Return each line containing the string "name".
-- start of The data --
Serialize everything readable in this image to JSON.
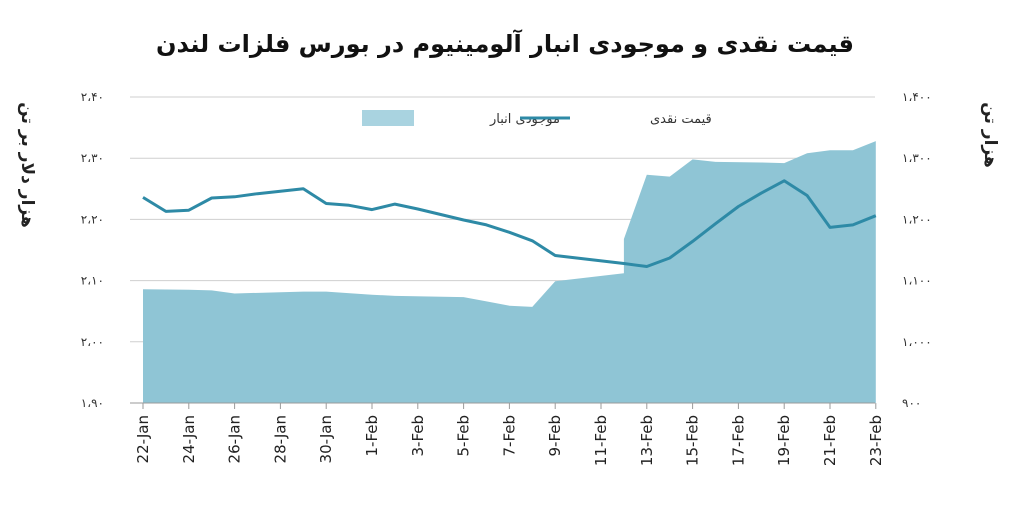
{
  "chart_data": {
    "type": "line",
    "title": "قیمت نقدی و موجودی انبار آلومینیوم در بورس فلزات لندن",
    "ylabel_left": "هزار دلار بر تن",
    "ylabel_right": "هزار تن",
    "y_left_ticks": [
      "۲،۴۰",
      "۲،۳۰",
      "۲،۲۰",
      "۲،۱۰",
      "۲،۰۰",
      "۱،۹۰"
    ],
    "y_right_ticks": [
      "۱،۴۰۰",
      "۱،۳۰۰",
      "۱،۲۰۰",
      "۱،۱۰۰",
      "۱،۰۰۰",
      "۹۰۰"
    ],
    "ylim_left": [
      1.9,
      2.4
    ],
    "ylim_right": [
      900,
      1400
    ],
    "x_tick_labels": [
      "22-Jan",
      "24-Jan",
      "26-Jan",
      "28-Jan",
      "30-Jan",
      "1-Feb",
      "3-Feb",
      "5-Feb",
      "7-Feb",
      "9-Feb",
      "11-Feb",
      "13-Feb",
      "15-Feb",
      "17-Feb",
      "19-Feb",
      "21-Feb",
      "23-Feb"
    ],
    "grid": true,
    "legend_position": "top",
    "series": [
      {
        "name": "موجودی انبار",
        "type": "area",
        "axis": "right",
        "color": "#8fc5d5",
        "x": [
          "22-Jan",
          "24-Jan",
          "25-Jan",
          "26-Jan",
          "28-Jan",
          "29-Jan",
          "30-Jan",
          "1-Feb",
          "2-Feb",
          "5-Feb",
          "6-Feb",
          "7-Feb",
          "8-Feb",
          "9-Feb",
          "12-Feb",
          "12-Feb",
          "13-Feb",
          "14-Feb",
          "15-Feb",
          "16-Feb",
          "18-Feb",
          "19-Feb",
          "20-Feb",
          "21-Feb",
          "22-Feb",
          "23-Feb"
        ],
        "values": [
          1086,
          1085,
          1084,
          1079,
          1081,
          1082,
          1082,
          1077,
          1075,
          1073,
          1066,
          1059,
          1057,
          1099,
          1112,
          1168,
          1273,
          1270,
          1298,
          1294,
          1293,
          1292,
          1308,
          1313,
          1313,
          1328
        ]
      },
      {
        "name": "قیمت نقدی",
        "type": "line",
        "axis": "left",
        "color": "#2e8aa6",
        "x": [
          "22-Jan",
          "23-Jan",
          "24-Jan",
          "25-Jan",
          "26-Jan",
          "27-Jan",
          "28-Jan",
          "29-Jan",
          "30-Jan",
          "31-Jan",
          "1-Feb",
          "2-Feb",
          "3-Feb",
          "4-Feb",
          "5-Feb",
          "6-Feb",
          "7-Feb",
          "8-Feb",
          "9-Feb",
          "12-Feb",
          "13-Feb",
          "14-Feb",
          "15-Feb",
          "16-Feb",
          "17-Feb",
          "18-Feb",
          "19-Feb",
          "20-Feb",
          "21-Feb",
          "22-Feb",
          "23-Feb"
        ],
        "values": [
          2.236,
          2.213,
          2.215,
          2.235,
          2.237,
          2.242,
          2.246,
          2.25,
          2.226,
          2.223,
          2.216,
          2.225,
          2.217,
          2.208,
          2.199,
          2.191,
          2.179,
          2.165,
          2.141,
          2.128,
          2.123,
          2.137,
          2.164,
          2.193,
          2.221,
          2.243,
          2.263,
          2.239,
          2.187,
          2.191,
          2.206
        ]
      }
    ]
  }
}
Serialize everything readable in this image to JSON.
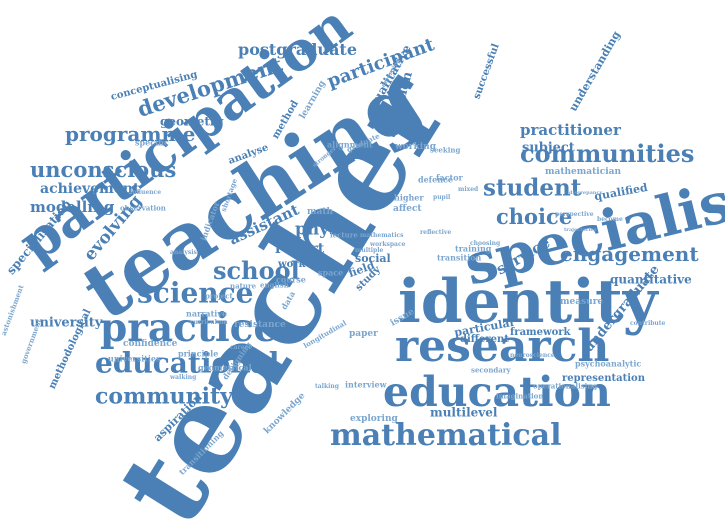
{
  "colors": {
    "primary": "#4a80b5",
    "light": "#7ba6cf",
    "background": "#ffffff"
  },
  "words": [
    "teacher",
    "teaching",
    "participation",
    "identity",
    "specialist",
    "research",
    "education",
    "mathematical",
    "practice",
    "educational",
    "science",
    "community",
    "school",
    "programme",
    "unconscious",
    "communities",
    "student",
    "engagement",
    "development",
    "postgraduate",
    "participant",
    "achievement",
    "modelling",
    "specialisation",
    "evolving",
    "assistant",
    "report",
    "physic",
    "choice",
    "practitioner",
    "subject",
    "service",
    "university",
    "methodological",
    "aspiration",
    "transitioning",
    "knowledge",
    "multilevel",
    "interview",
    "representation",
    "framework",
    "undergraduate",
    "quantitative",
    "qualified",
    "different",
    "paper",
    "field",
    "study",
    "social",
    "geometry",
    "conceptualising",
    "understanding",
    "mathematician",
    "successful",
    "attention",
    "qualitative",
    "method",
    "learning",
    "analyse",
    "working",
    "defence",
    "affect",
    "higher",
    "resistance",
    "confidence",
    "universities",
    "principle",
    "geometrical",
    "designing",
    "exploring",
    "project",
    "narrative",
    "english",
    "nature",
    "course",
    "work",
    "data",
    "space",
    "lecture",
    "math",
    "indicator",
    "shortage",
    "particular",
    "issue",
    "measure",
    "training",
    "psychoanalytic",
    "secondary",
    "neuroscience",
    "factor",
    "pupil",
    "mixed",
    "transition",
    "choosing",
    "perspective",
    "become",
    "trajectories",
    "discrepancy",
    "contribute",
    "longitudinal",
    "imagination",
    "operationalising",
    "astonishment",
    "government",
    "walking",
    "talking",
    "workspace",
    "observation",
    "influence",
    "specific",
    "alignment",
    "graduate",
    "seeking",
    "emerging",
    "mathematics",
    "multiple",
    "curriculum",
    "career",
    "reflective",
    "analysis",
    "stronger"
  ]
}
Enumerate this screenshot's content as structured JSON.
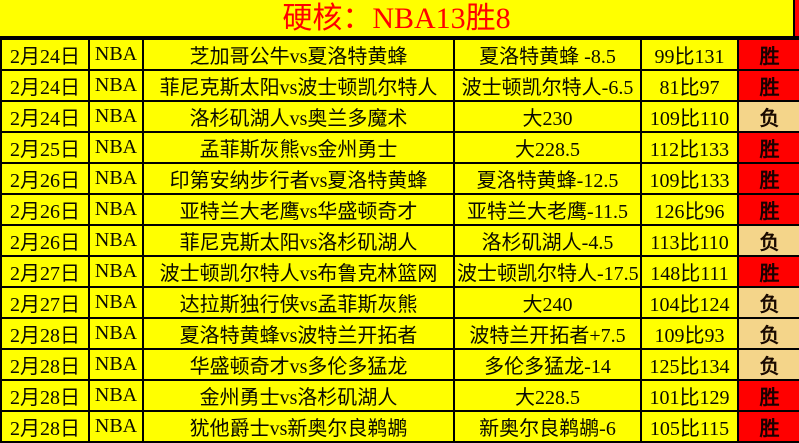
{
  "title": "硬核：NBA13胜8",
  "colors": {
    "background": "#FFFF00",
    "title_text": "#FF0000",
    "win_cell": "#FF0000",
    "loss_cell": "#F4D58A",
    "border": "#000000",
    "cell_text": "#0a0a00"
  },
  "table": {
    "rows": [
      {
        "date": "2月24日",
        "league": "NBA",
        "match": "芝加哥公牛vs夏洛特黄蜂",
        "pick": "夏洛特黄蜂 -8.5",
        "score": "99比131",
        "result": "胜",
        "status": "win"
      },
      {
        "date": "2月24日",
        "league": "NBA",
        "match": "菲尼克斯太阳vs波士顿凯尔特人",
        "pick": "波士顿凯尔特人-6.5",
        "score": "81比97",
        "result": "胜",
        "status": "win"
      },
      {
        "date": "2月24日",
        "league": "NBA",
        "match": "洛杉矶湖人vs奥兰多魔术",
        "pick": "大230",
        "score": "109比110",
        "result": "负",
        "status": "loss"
      },
      {
        "date": "2月25日",
        "league": "NBA",
        "match": "孟菲斯灰熊vs金州勇士",
        "pick": "大228.5",
        "score": "112比133",
        "result": "胜",
        "status": "win"
      },
      {
        "date": "2月26日",
        "league": "NBA",
        "match": "印第安纳步行者vs夏洛特黄蜂",
        "pick": "夏洛特黄蜂-12.5",
        "score": "109比133",
        "result": "胜",
        "status": "win"
      },
      {
        "date": "2月26日",
        "league": "NBA",
        "match": "亚特兰大老鹰vs华盛顿奇才",
        "pick": "亚特兰大老鹰-11.5",
        "score": "126比96",
        "result": "胜",
        "status": "win"
      },
      {
        "date": "2月26日",
        "league": "NBA",
        "match": "菲尼克斯太阳vs洛杉矶湖人",
        "pick": "洛杉矶湖人-4.5",
        "score": "113比110",
        "result": "负",
        "status": "loss"
      },
      {
        "date": "2月27日",
        "league": "NBA",
        "match": "波士顿凯尔特人vs布鲁克林篮网",
        "pick": "波士顿凯尔特人-17.5",
        "score": "148比111",
        "result": "胜",
        "status": "win"
      },
      {
        "date": "2月27日",
        "league": "NBA",
        "match": "达拉斯独行侠vs孟菲斯灰熊",
        "pick": "大240",
        "score": "104比124",
        "result": "负",
        "status": "loss"
      },
      {
        "date": "2月28日",
        "league": "NBA",
        "match": "夏洛特黄蜂vs波特兰开拓者",
        "pick": "波特兰开拓者+7.5",
        "score": "109比93",
        "result": "负",
        "status": "loss"
      },
      {
        "date": "2月28日",
        "league": "NBA",
        "match": "华盛顿奇才vs多伦多猛龙",
        "pick": "多伦多猛龙-14",
        "score": "125比134",
        "result": "负",
        "status": "loss"
      },
      {
        "date": "2月28日",
        "league": "NBA",
        "match": "金州勇士vs洛杉矶湖人",
        "pick": "大228.5",
        "score": "101比129",
        "result": "胜",
        "status": "win"
      },
      {
        "date": "2月28日",
        "league": "NBA",
        "match": "犹他爵士vs新奥尔良鹈鹕",
        "pick": "新奥尔良鹈鹕-6",
        "score": "105比115",
        "result": "胜",
        "status": "win"
      }
    ]
  }
}
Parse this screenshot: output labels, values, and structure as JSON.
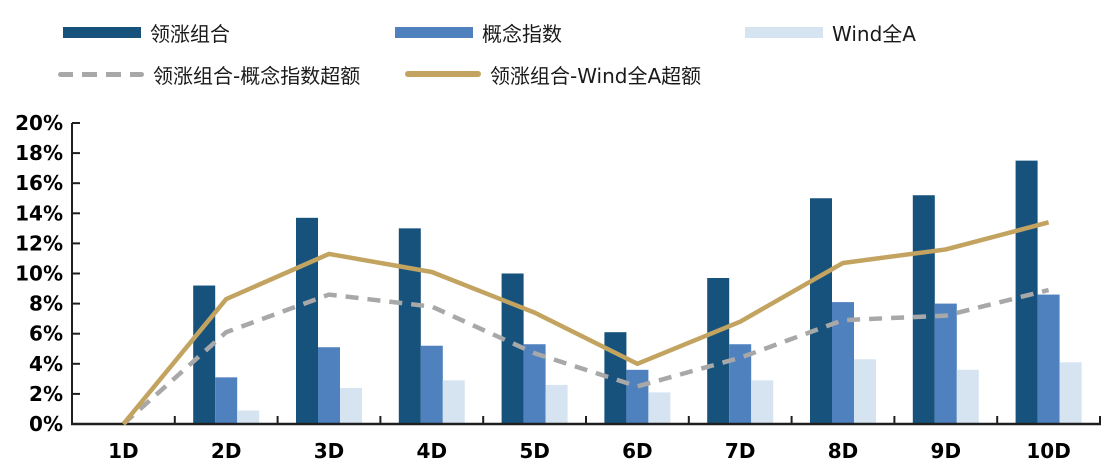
{
  "chart_data": {
    "type": "bar",
    "subtype": "grouped-bar-with-overlay-lines",
    "title": "",
    "xlabel": "",
    "ylabel": "",
    "categories": [
      "1D",
      "2D",
      "3D",
      "4D",
      "5D",
      "6D",
      "7D",
      "8D",
      "9D",
      "10D"
    ],
    "bar_series": [
      {
        "name": "领涨组合",
        "color": "#16527c",
        "values": [
          0.0,
          9.2,
          13.7,
          13.0,
          10.0,
          6.1,
          9.7,
          15.0,
          15.2,
          17.5
        ]
      },
      {
        "name": "概念指数",
        "color": "#4e81bd",
        "values": [
          0.0,
          3.1,
          5.1,
          5.2,
          5.3,
          3.6,
          5.3,
          8.1,
          8.0,
          8.6
        ]
      },
      {
        "name": "Wind全A",
        "color": "#d6e4f2",
        "values": [
          0.0,
          0.9,
          2.4,
          2.9,
          2.6,
          2.1,
          2.9,
          4.3,
          3.6,
          4.1
        ]
      }
    ],
    "line_series": [
      {
        "name": "领涨组合-概念指数超额",
        "color": "#a8a8a8",
        "style": "dashed",
        "values": [
          0.0,
          6.1,
          8.6,
          7.8,
          4.7,
          2.5,
          4.4,
          6.9,
          7.2,
          8.9
        ]
      },
      {
        "name": "领涨组合-Wind全A超额",
        "color": "#c2a35f",
        "style": "solid",
        "values": [
          0.0,
          8.3,
          11.3,
          10.1,
          7.4,
          4.0,
          6.8,
          10.7,
          11.6,
          13.4
        ]
      }
    ],
    "ylim": [
      0,
      20
    ],
    "ytick_step": 2,
    "ytick_suffix": "%",
    "ytick_labels": [
      "0%",
      "2%",
      "4%",
      "6%",
      "8%",
      "10%",
      "12%",
      "14%",
      "16%",
      "18%",
      "20%"
    ],
    "grid": false,
    "legend_position": "top",
    "axis_color": "#1f1f1f",
    "tick_label_color": "#000000"
  }
}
-- end of The data --
**Final result:**
        "name": "موجودی انبار",
        "name": "قیمت نقدی",
        "name": "领涨组合",
        "name": "概念指数",
        "name": "Wind全A",
        "name": "领涨组合-概念指数超额",
        "name": "领涨组合-Wind全A超额",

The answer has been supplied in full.